All lines holding the string "расходного" are to be shown.

+++++

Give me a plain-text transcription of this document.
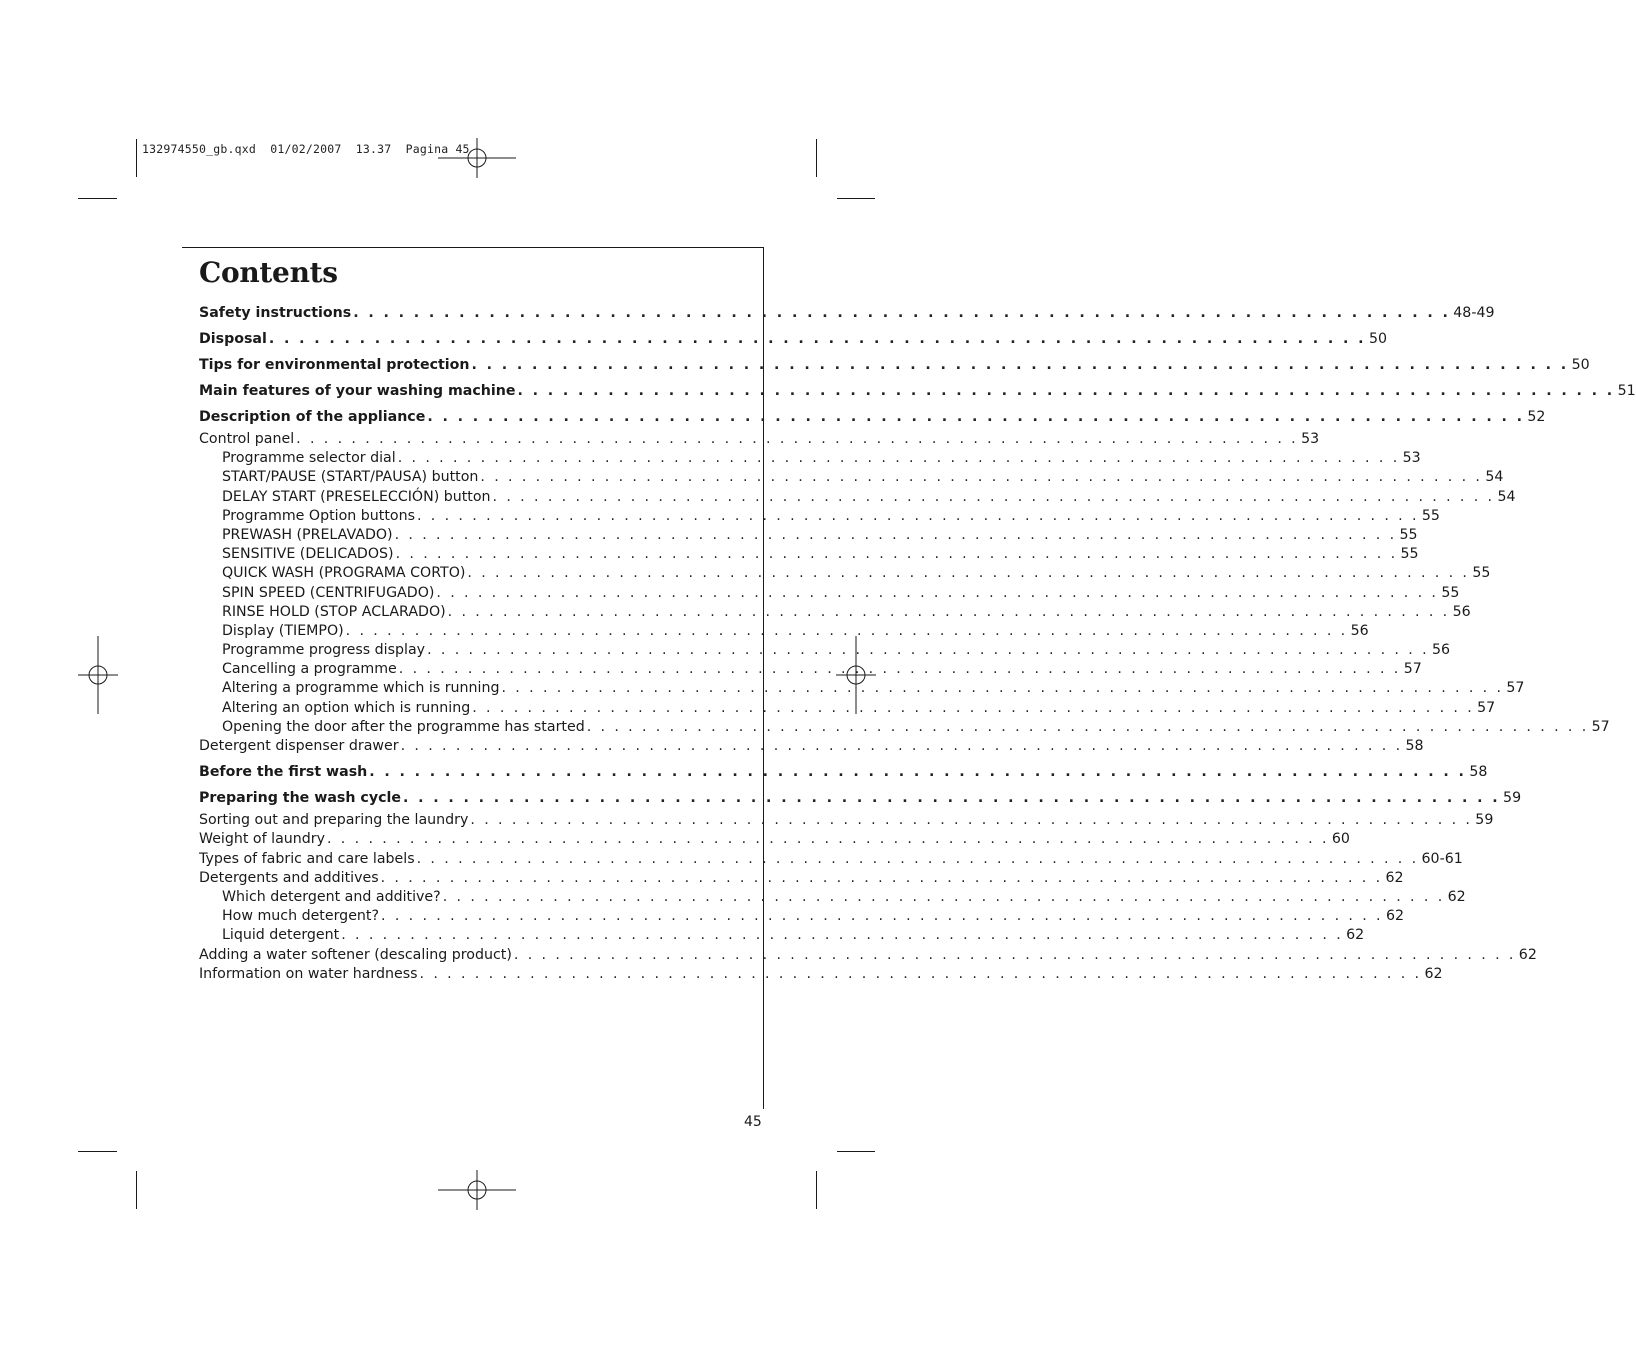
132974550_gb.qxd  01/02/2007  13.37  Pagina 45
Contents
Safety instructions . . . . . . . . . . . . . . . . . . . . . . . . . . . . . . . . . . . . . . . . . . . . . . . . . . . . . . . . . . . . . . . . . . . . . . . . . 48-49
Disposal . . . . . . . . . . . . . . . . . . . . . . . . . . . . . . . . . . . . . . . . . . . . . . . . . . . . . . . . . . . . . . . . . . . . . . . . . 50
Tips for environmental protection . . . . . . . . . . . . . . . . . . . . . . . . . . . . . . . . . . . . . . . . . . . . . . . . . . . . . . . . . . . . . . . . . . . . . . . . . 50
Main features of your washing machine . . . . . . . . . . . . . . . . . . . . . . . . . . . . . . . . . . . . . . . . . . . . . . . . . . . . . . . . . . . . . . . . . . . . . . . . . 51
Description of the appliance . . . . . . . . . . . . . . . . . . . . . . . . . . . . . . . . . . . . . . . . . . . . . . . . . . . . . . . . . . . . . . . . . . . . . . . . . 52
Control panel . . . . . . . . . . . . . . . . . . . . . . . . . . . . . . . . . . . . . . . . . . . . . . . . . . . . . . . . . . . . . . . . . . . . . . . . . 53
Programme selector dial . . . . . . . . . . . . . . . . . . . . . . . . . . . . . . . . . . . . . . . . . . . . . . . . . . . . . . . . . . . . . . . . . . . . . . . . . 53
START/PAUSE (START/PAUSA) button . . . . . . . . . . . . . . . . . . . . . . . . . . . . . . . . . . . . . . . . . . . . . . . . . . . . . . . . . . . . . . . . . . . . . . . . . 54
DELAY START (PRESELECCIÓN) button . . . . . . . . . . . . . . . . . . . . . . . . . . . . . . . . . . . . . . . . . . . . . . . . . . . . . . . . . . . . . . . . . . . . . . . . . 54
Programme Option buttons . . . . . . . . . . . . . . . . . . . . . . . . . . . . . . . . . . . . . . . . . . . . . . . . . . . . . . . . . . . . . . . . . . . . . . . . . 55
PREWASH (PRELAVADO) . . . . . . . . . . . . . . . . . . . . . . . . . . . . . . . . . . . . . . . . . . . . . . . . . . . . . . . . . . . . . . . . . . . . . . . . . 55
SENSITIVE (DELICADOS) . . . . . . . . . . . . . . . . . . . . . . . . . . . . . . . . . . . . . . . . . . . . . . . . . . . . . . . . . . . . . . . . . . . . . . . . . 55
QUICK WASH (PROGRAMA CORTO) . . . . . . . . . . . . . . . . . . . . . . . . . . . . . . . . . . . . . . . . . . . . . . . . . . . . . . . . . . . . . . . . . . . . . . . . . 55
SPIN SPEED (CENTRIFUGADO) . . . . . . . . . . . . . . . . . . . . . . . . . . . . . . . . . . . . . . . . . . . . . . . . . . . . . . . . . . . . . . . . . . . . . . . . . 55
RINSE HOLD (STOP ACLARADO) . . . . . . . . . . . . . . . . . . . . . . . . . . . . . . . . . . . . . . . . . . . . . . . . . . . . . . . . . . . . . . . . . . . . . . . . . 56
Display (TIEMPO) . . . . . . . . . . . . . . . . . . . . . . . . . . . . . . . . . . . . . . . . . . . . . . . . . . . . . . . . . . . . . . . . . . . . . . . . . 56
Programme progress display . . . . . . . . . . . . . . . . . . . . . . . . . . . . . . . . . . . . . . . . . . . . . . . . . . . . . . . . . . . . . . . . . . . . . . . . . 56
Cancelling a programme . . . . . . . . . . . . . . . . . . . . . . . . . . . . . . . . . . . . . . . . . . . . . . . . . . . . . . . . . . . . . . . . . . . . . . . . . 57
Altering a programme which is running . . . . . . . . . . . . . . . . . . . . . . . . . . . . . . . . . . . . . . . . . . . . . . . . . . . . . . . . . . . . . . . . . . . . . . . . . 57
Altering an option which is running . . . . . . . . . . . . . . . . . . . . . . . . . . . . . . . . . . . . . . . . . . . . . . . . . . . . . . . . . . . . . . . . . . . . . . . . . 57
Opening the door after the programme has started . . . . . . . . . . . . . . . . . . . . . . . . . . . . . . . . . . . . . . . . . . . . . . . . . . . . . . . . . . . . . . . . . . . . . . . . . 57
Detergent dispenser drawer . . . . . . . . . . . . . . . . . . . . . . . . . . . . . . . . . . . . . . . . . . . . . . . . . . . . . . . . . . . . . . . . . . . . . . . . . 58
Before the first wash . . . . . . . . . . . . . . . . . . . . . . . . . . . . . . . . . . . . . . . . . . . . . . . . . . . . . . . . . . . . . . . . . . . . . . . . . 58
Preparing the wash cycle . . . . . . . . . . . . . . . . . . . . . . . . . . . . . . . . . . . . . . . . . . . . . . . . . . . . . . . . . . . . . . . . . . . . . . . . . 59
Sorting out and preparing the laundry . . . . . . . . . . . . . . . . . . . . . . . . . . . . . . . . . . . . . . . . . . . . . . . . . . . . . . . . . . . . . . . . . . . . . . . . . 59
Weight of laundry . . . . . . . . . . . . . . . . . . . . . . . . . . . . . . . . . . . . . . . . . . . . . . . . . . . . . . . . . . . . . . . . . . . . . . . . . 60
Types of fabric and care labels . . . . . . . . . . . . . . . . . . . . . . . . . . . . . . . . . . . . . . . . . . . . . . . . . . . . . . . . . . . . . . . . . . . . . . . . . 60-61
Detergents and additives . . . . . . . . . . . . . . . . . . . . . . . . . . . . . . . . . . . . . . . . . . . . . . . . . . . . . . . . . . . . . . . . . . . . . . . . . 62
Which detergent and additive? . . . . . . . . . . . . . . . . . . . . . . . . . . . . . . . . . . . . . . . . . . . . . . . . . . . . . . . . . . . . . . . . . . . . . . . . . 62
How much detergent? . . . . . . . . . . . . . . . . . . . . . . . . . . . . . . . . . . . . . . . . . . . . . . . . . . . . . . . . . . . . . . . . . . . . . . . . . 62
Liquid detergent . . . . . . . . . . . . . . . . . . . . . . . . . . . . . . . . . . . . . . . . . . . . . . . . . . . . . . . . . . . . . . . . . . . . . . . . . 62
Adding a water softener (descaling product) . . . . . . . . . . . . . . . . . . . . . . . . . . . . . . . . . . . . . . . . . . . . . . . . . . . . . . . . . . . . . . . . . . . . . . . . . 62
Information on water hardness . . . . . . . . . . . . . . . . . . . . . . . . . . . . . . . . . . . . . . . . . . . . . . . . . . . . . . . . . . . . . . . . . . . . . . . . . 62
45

+++++

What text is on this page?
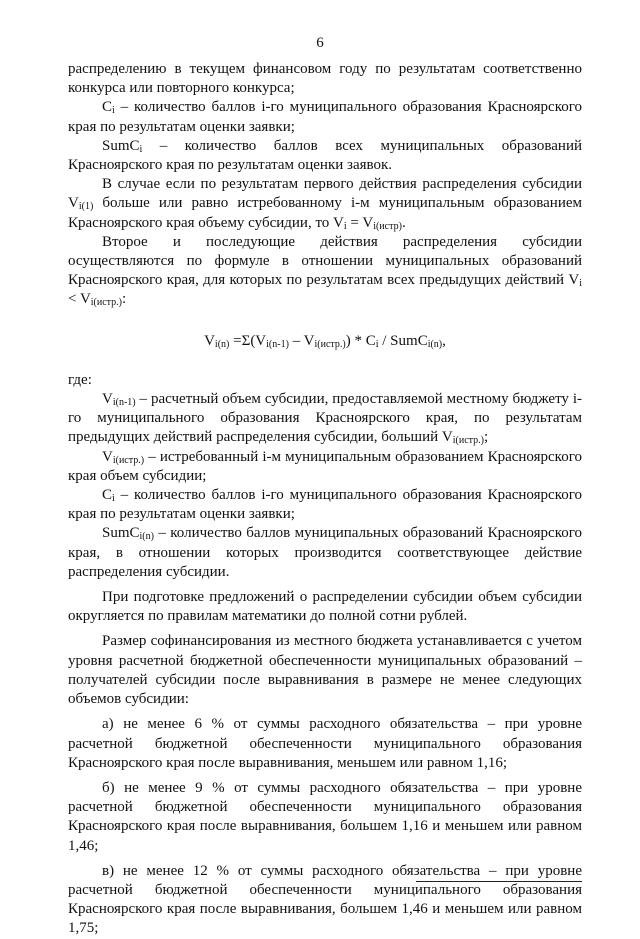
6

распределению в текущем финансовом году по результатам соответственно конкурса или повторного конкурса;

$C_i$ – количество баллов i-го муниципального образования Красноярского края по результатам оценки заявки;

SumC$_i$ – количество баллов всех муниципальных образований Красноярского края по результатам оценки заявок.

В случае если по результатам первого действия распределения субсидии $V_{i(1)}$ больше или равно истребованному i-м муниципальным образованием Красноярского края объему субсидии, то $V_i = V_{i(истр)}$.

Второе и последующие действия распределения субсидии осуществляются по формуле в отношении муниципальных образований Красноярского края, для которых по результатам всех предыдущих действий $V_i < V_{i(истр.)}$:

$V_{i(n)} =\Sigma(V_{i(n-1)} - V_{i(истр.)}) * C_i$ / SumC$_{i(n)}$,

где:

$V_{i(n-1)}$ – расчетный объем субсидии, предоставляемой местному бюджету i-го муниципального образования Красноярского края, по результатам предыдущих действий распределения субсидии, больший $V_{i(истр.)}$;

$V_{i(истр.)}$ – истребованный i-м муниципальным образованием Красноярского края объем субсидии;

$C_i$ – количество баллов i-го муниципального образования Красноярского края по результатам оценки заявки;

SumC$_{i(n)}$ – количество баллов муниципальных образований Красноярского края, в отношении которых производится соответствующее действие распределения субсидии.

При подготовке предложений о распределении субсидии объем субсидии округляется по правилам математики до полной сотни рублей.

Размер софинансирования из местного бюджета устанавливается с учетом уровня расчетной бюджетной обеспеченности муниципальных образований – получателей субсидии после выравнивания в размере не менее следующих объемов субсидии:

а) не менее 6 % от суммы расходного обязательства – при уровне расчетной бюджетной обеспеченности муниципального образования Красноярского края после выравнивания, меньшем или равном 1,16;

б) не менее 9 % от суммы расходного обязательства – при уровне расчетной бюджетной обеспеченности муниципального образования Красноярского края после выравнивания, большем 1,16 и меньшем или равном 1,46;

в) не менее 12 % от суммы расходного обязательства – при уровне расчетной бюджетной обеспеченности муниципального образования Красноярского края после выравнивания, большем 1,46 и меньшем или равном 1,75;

+++++

### The reply
а) не менее 6 % от суммы расходного обязательства – при уровне расчетной бюджетной обеспеченности муниципального образования Красноярского края после выравнивания, меньшем или равном 1,16;
б) не менее 9 % от суммы расходного обязательства – при уровне расчетной бюджетной обеспеченности муниципального образования Красноярского края после выравнивания, большем 1,16 и меньшем или равном 1,46;
в) не менее 12 % от суммы расходного обязательства – при уровне расчетной бюджетной обеспеченности муниципального образования Красноярского края после выравнивания, большем 1,46 и меньшем или равном 1,75;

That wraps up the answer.